# Task statement
From the listing below, copy out every line where the word "text" appears.

+++

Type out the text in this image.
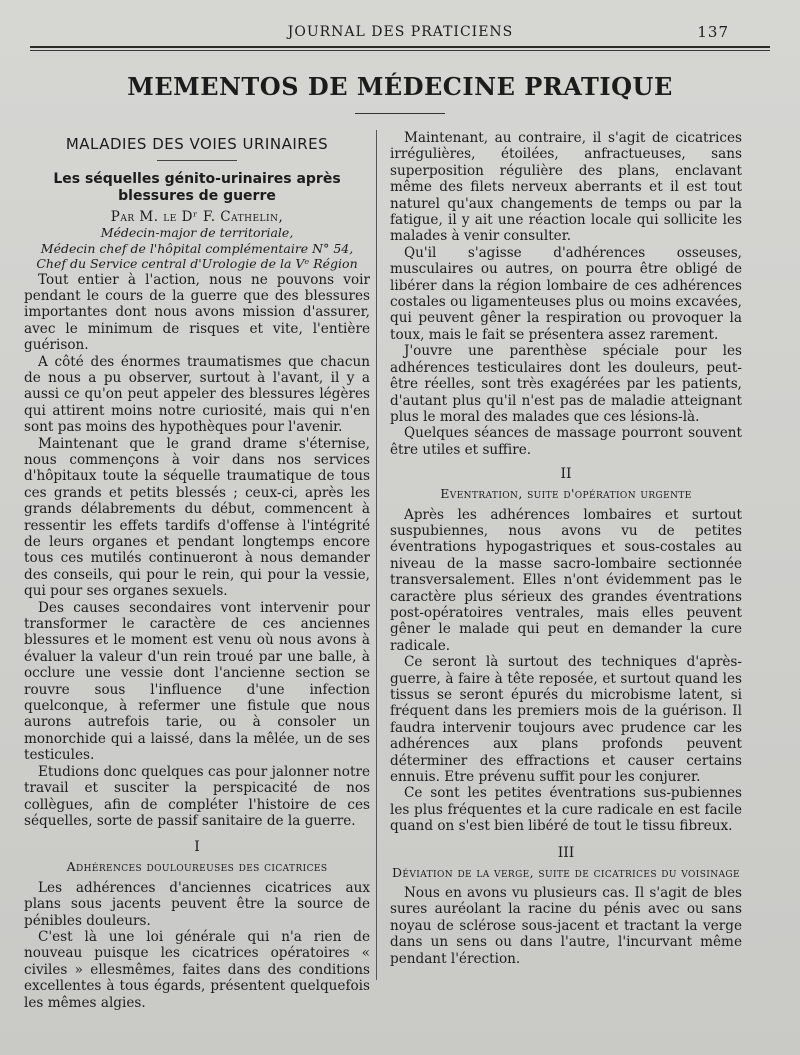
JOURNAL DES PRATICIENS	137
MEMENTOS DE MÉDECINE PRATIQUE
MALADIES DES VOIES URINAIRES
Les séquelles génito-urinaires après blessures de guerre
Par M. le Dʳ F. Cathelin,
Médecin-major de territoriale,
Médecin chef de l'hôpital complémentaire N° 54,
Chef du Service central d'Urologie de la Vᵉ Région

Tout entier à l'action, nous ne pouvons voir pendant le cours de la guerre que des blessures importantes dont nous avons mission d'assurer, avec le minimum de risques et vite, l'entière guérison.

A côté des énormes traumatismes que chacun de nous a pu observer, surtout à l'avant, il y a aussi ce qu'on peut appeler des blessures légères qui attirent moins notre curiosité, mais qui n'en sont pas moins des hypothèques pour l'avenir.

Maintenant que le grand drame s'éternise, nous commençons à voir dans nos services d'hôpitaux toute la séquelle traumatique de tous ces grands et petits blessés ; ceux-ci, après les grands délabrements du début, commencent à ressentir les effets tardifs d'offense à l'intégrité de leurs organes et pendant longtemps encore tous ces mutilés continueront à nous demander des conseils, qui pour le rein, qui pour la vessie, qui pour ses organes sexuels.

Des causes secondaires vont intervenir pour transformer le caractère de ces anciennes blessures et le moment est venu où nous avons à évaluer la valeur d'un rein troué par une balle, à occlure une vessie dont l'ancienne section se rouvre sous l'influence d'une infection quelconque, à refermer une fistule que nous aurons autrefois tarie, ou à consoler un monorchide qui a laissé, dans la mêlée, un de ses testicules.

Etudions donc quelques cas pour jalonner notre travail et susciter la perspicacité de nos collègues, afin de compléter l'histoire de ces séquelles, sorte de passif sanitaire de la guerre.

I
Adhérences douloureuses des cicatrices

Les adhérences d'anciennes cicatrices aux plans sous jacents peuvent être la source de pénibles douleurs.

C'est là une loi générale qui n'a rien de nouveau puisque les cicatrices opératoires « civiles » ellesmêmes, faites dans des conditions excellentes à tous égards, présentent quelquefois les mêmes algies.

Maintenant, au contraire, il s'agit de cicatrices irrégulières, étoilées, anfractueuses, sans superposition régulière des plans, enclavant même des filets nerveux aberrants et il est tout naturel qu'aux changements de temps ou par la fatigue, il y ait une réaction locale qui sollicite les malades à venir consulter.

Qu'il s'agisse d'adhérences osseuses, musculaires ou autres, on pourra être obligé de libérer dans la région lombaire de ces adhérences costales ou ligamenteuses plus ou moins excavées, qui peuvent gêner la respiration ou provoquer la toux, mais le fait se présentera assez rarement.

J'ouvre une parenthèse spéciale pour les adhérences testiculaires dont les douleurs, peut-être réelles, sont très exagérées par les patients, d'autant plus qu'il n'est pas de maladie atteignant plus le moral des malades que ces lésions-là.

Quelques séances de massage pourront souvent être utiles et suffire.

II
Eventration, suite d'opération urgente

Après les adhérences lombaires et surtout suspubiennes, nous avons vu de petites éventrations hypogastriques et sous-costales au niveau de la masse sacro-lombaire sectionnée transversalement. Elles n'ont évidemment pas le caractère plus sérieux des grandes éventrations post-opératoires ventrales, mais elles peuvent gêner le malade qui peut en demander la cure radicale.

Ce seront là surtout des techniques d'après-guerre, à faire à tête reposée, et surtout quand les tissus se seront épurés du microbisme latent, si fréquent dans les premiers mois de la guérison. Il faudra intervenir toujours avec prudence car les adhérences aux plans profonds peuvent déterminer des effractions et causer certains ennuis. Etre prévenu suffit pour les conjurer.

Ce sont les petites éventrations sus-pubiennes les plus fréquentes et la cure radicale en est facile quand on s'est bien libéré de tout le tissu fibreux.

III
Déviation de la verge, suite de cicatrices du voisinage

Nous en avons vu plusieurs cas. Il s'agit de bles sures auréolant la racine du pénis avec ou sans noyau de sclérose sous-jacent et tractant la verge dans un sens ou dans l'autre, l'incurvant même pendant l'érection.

+++

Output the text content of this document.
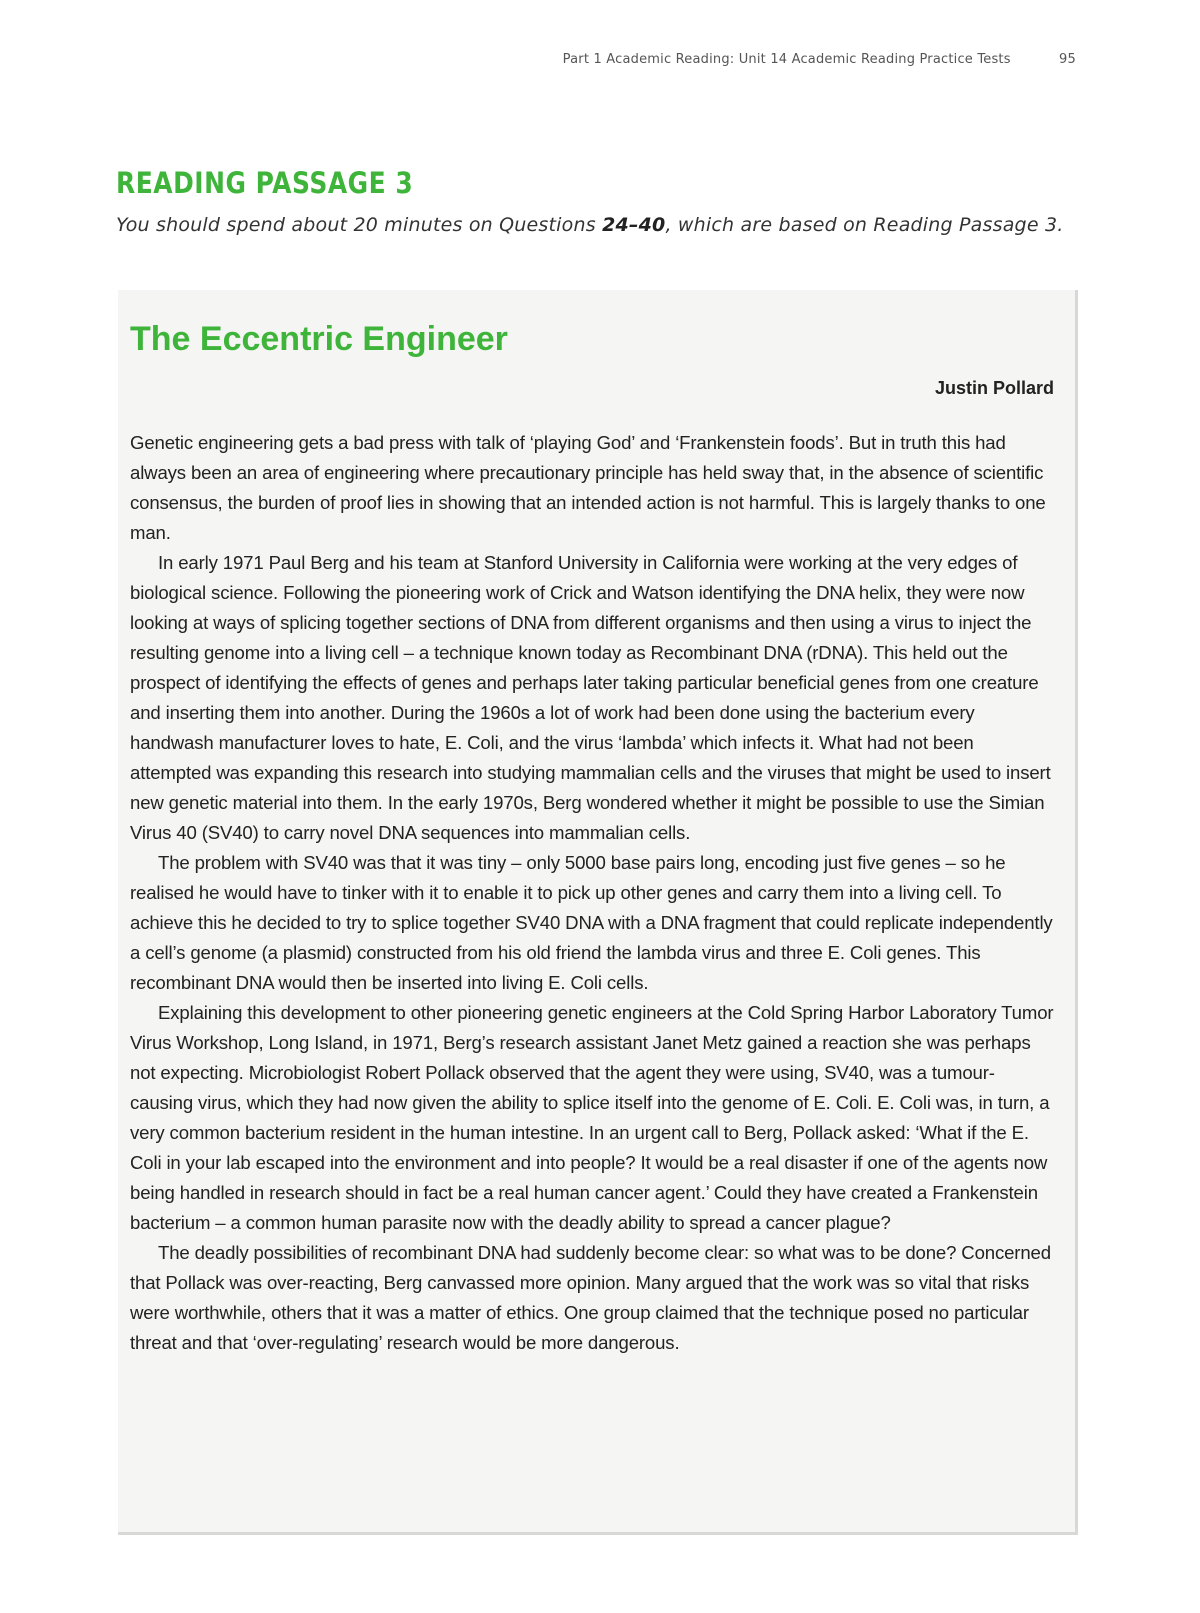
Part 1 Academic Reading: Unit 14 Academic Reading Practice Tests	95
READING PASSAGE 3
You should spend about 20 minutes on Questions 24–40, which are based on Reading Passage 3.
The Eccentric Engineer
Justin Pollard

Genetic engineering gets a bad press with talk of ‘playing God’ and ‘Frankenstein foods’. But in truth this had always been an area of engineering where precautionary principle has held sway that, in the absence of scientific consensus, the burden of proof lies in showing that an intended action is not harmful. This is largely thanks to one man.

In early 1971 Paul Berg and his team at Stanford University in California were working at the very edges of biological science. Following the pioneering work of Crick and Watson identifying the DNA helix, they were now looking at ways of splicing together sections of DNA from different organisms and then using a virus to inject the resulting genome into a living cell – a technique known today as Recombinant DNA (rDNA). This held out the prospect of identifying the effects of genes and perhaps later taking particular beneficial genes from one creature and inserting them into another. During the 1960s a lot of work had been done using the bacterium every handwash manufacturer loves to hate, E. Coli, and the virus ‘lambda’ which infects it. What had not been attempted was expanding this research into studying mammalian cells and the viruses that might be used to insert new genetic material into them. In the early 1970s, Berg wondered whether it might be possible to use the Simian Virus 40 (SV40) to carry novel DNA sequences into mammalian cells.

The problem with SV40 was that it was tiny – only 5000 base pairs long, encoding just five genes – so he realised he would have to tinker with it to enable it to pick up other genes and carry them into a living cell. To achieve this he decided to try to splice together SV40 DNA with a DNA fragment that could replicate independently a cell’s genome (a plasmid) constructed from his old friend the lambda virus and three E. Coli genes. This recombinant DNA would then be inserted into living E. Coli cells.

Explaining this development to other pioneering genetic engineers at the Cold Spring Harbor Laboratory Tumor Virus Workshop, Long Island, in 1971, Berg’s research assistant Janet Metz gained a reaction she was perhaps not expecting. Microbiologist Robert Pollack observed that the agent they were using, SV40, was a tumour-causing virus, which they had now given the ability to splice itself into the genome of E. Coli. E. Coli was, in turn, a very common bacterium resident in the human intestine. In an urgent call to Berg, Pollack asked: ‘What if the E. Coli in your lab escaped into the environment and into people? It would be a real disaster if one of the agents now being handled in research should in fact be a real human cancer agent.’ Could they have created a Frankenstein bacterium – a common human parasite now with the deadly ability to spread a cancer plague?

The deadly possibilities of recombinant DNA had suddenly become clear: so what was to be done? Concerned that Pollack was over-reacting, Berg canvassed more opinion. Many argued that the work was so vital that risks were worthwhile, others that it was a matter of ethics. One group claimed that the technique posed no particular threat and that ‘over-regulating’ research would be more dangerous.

+++

# Expected answer
Type out the text in this image.
Output the text content of this document.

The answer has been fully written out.